**Exercise instructions**
Each entry that appears below should be restated exactly as it is.
==== Material to process ====
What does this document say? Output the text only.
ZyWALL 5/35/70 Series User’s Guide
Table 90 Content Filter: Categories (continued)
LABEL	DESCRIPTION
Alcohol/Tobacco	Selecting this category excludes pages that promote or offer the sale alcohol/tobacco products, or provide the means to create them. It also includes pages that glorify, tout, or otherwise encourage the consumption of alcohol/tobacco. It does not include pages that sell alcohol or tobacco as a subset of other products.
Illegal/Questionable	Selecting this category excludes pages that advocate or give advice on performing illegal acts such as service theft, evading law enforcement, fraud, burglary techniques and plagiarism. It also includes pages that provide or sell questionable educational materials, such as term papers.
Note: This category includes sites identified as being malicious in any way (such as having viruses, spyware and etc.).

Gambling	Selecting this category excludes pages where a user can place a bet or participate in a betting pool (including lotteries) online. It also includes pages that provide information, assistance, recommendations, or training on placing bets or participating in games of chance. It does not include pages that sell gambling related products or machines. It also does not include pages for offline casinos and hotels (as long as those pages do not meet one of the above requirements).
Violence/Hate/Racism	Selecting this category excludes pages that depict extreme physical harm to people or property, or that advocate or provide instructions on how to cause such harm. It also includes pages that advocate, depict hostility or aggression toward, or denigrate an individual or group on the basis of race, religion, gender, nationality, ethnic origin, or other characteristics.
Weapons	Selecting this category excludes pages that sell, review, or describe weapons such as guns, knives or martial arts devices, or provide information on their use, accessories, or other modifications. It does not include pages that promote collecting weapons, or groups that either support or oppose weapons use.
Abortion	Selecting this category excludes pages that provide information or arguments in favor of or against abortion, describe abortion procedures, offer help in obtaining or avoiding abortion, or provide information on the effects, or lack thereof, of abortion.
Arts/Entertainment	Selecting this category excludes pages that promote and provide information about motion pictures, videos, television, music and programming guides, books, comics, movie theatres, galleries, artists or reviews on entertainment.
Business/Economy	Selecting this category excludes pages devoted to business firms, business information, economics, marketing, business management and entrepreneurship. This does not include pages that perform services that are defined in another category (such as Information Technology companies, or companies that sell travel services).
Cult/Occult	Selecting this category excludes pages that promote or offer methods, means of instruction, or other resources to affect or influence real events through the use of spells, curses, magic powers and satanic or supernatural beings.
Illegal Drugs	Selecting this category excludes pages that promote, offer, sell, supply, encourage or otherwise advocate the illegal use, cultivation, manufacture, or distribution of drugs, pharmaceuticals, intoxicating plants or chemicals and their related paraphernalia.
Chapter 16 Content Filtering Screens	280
====
**Answer for the task**
What does this document say? Output the text only.
ZyWALL 5/35/70 Series User’s Guide
Table 90 Content Filter: Categories (continued)
LABEL	DESCRIPTION
Alcohol/Tobacco	Selecting this category excludes pages that promote or offer the sale alcohol/tobacco products, or provide the means to create them. It also includes pages that glorify, tout, or otherwise encourage the consumption of alcohol/tobacco. It does not include pages that sell alcohol or tobacco as a subset of other products.
Illegal/Questionable	Selecting this category excludes pages that advocate or give advice on performing illegal acts such as service theft, evading law enforcement, fraud, burglary techniques and plagiarism. It also includes pages that provide or sell questionable educational materials, such as term papers.
Note: This category includes sites identified as being malicious in any way (such as having viruses, spyware and etc.).

Gambling	Selecting this category excludes pages where a user can place a bet or participate in a betting pool (including lotteries) online. It also includes pages that provide information, assistance, recommendations, or training on placing bets or participating in games of chance. It does not include pages that sell gambling related products or machines. It also does not include pages for offline casinos and hotels (as long as those pages do not meet one of the above requirements).
Violence/Hate/Racism	Selecting this category excludes pages that depict extreme physical harm to people or property, or that advocate or provide instructions on how to cause such harm. It also includes pages that advocate, depict hostility or aggression toward, or denigrate an individual or group on the basis of race, religion, gender, nationality, ethnic origin, or other characteristics.
Weapons	Selecting this category excludes pages that sell, review, or describe weapons such as guns, knives or martial arts devices, or provide information on their use, accessories, or other modifications. It does not include pages that promote collecting weapons, or groups that either support or oppose weapons use.
Abortion	Selecting this category excludes pages that provide information or arguments in favor of or against abortion, describe abortion procedures, offer help in obtaining or avoiding abortion, or provide information on the effects, or lack thereof, of abortion.
Arts/Entertainment	Selecting this category excludes pages that promote and provide information about motion pictures, videos, television, music and programming guides, books, comics, movie theatres, galleries, artists or reviews on entertainment.
Business/Economy	Selecting this category excludes pages devoted to business firms, business information, economics, marketing, business management and entrepreneurship. This does not include pages that perform services that are defined in another category (such as Information Technology companies, or companies that sell travel services).
Cult/Occult	Selecting this category excludes pages that promote or offer methods, means of instruction, or other resources to affect or influence real events through the use of spells, curses, magic powers and satanic or supernatural beings.
Illegal Drugs	Selecting this category excludes pages that promote, offer, sell, supply, encourage or otherwise advocate the illegal use, cultivation, manufacture, or distribution of drugs, pharmaceuticals, intoxicating plants or chemicals and their related paraphernalia.
Chapter 16 Content Filtering Screens	280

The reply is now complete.